Only lines holding the string "الوتر" are wanted; copy each one from the material.

_____

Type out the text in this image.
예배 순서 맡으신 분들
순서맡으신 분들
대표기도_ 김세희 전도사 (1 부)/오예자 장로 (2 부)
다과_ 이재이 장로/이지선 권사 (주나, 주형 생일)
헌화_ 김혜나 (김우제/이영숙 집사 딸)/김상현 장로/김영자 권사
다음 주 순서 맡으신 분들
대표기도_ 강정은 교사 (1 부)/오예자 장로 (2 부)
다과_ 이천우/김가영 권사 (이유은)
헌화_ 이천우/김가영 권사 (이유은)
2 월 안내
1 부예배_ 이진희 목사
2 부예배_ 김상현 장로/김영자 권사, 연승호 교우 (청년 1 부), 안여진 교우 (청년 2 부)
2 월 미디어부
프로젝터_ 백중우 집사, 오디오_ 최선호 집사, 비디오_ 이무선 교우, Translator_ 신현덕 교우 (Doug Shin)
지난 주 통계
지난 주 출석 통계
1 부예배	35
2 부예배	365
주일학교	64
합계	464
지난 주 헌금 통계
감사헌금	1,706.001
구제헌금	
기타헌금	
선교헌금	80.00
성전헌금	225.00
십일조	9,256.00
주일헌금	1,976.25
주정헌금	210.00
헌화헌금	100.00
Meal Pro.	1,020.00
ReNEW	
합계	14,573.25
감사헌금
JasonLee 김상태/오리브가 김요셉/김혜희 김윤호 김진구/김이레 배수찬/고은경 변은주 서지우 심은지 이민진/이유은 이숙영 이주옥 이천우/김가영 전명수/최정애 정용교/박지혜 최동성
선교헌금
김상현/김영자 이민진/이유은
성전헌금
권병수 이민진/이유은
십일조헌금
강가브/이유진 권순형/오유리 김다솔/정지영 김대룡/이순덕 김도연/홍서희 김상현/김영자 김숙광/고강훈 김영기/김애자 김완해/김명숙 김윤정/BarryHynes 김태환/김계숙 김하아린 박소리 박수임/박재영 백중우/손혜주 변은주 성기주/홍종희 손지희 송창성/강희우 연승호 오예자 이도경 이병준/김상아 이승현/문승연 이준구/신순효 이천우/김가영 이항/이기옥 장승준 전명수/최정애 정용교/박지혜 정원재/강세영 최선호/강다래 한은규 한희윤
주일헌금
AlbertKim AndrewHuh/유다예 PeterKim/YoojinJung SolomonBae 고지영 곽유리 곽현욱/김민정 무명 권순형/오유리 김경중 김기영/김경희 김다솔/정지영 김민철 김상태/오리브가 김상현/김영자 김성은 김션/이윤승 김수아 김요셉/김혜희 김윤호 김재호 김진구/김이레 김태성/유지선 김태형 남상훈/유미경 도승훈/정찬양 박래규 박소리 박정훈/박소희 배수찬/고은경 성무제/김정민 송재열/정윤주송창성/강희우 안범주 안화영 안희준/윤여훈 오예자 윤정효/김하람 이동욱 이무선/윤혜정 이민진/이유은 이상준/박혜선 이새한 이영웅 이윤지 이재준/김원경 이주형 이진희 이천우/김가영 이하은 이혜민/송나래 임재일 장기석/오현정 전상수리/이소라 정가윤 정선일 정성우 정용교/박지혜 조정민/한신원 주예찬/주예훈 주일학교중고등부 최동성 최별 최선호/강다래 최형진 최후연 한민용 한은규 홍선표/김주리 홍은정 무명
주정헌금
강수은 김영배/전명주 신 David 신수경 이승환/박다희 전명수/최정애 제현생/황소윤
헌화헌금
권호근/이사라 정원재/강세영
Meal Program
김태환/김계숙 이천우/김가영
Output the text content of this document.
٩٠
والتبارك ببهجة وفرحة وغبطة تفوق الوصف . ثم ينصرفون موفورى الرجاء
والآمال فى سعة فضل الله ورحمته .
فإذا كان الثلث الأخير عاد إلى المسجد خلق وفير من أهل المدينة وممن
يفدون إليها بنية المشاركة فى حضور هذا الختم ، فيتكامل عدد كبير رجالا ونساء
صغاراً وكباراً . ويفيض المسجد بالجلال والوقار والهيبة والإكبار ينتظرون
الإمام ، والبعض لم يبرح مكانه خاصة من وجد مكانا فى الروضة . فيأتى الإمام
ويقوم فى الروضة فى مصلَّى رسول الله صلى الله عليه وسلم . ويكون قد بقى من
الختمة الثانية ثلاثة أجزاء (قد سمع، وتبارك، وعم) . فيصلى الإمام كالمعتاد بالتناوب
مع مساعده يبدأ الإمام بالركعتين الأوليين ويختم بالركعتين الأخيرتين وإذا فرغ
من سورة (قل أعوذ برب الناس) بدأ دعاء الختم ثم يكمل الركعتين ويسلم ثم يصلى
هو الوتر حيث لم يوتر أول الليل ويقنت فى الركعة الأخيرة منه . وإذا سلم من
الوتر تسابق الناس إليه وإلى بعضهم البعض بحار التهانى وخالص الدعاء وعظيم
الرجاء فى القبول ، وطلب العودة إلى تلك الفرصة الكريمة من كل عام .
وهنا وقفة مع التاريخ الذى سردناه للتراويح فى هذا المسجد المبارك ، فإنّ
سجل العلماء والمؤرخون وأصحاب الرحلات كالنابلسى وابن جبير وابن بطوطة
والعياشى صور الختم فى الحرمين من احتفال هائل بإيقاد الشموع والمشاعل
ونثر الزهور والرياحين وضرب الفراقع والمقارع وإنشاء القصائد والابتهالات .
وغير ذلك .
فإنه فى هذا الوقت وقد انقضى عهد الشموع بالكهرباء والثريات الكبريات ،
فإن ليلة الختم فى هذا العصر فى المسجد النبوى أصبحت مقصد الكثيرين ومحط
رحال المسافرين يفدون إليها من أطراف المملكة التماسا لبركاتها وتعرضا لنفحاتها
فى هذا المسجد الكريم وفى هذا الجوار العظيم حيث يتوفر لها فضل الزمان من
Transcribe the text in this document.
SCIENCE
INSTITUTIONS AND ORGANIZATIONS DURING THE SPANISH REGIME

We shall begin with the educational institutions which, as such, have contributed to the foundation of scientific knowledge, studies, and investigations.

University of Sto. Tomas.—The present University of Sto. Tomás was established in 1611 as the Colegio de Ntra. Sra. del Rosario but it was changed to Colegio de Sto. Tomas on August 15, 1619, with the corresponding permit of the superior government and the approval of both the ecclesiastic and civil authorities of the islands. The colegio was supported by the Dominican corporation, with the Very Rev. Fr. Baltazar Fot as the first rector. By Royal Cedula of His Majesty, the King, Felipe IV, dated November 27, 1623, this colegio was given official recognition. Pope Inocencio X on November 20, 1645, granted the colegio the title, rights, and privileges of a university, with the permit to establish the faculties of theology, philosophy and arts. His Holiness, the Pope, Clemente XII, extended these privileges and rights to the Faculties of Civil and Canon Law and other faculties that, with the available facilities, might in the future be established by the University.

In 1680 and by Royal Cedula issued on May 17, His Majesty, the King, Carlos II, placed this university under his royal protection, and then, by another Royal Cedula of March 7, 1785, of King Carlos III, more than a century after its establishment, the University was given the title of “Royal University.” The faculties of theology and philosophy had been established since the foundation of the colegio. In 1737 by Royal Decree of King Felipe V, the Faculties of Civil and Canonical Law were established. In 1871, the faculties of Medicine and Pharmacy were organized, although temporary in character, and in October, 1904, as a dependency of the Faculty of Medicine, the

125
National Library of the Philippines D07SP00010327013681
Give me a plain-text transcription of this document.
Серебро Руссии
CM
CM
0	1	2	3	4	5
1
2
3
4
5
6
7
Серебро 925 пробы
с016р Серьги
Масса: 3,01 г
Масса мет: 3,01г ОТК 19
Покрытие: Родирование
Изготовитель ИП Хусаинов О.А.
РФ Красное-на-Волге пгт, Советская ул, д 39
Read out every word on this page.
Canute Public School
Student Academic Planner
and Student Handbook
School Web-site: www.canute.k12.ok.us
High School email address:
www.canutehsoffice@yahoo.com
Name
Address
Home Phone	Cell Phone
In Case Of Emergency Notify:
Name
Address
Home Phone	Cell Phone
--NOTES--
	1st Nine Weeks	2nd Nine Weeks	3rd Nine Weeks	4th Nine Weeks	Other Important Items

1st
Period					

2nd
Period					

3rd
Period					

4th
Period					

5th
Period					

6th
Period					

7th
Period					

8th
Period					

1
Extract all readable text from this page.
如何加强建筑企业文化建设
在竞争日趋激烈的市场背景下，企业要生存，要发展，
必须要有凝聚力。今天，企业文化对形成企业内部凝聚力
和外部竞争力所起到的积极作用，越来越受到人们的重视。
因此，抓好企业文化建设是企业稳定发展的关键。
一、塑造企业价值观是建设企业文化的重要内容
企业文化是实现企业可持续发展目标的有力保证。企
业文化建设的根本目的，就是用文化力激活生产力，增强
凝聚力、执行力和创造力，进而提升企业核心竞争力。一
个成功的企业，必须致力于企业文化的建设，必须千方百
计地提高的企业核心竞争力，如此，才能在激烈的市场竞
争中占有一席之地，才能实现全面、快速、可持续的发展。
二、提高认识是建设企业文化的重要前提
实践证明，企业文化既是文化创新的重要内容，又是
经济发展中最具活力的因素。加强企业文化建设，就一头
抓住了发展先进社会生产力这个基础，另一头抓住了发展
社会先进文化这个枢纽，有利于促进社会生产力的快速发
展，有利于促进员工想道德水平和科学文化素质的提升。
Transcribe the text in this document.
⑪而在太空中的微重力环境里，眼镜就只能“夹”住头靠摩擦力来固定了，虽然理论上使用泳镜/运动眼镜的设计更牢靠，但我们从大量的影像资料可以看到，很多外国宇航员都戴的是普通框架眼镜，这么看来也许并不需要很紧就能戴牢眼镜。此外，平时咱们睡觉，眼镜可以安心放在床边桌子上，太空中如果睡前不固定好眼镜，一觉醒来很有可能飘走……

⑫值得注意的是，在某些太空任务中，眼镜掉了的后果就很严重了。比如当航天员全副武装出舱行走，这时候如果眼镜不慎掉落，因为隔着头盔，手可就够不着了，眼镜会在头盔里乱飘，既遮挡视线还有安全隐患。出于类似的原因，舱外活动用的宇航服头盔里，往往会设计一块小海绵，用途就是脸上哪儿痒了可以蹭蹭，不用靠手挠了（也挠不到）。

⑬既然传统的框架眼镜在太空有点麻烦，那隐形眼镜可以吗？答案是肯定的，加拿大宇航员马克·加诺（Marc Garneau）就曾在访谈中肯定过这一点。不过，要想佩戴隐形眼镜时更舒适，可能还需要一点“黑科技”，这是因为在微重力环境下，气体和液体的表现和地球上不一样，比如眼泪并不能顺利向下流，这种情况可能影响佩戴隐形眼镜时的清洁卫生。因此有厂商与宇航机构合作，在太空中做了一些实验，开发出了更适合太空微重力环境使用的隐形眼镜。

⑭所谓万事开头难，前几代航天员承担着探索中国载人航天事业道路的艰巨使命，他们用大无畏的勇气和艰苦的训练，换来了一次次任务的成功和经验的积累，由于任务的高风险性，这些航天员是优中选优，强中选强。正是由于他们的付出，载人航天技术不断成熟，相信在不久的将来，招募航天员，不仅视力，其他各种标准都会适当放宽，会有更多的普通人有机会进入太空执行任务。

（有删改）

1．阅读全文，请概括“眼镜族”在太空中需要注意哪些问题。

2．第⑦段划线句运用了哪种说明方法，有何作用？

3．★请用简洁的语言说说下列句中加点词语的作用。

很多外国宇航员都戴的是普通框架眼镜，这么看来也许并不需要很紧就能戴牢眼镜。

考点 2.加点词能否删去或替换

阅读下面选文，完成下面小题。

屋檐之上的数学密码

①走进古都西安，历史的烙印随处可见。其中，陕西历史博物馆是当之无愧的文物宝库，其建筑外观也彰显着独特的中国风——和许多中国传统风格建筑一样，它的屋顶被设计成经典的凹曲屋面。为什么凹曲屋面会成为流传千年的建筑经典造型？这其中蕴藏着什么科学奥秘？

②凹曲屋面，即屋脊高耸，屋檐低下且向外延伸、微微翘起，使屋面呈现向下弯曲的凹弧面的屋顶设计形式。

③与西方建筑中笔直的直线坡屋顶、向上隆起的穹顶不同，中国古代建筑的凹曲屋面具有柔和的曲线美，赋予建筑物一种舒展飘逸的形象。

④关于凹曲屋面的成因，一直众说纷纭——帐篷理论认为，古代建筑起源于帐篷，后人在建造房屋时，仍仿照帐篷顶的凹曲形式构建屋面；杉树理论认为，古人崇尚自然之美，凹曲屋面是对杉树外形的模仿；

_____

:: Response below ::
هو الوتر حيث لم يوتر أول الليل ويقنت فى الركعة الأخيرة منه . وإذا سلم من
الوتر تسابق الناس إليه وإلى بعضهم البعض بحار التهانى وخالص الدعاء وعظيم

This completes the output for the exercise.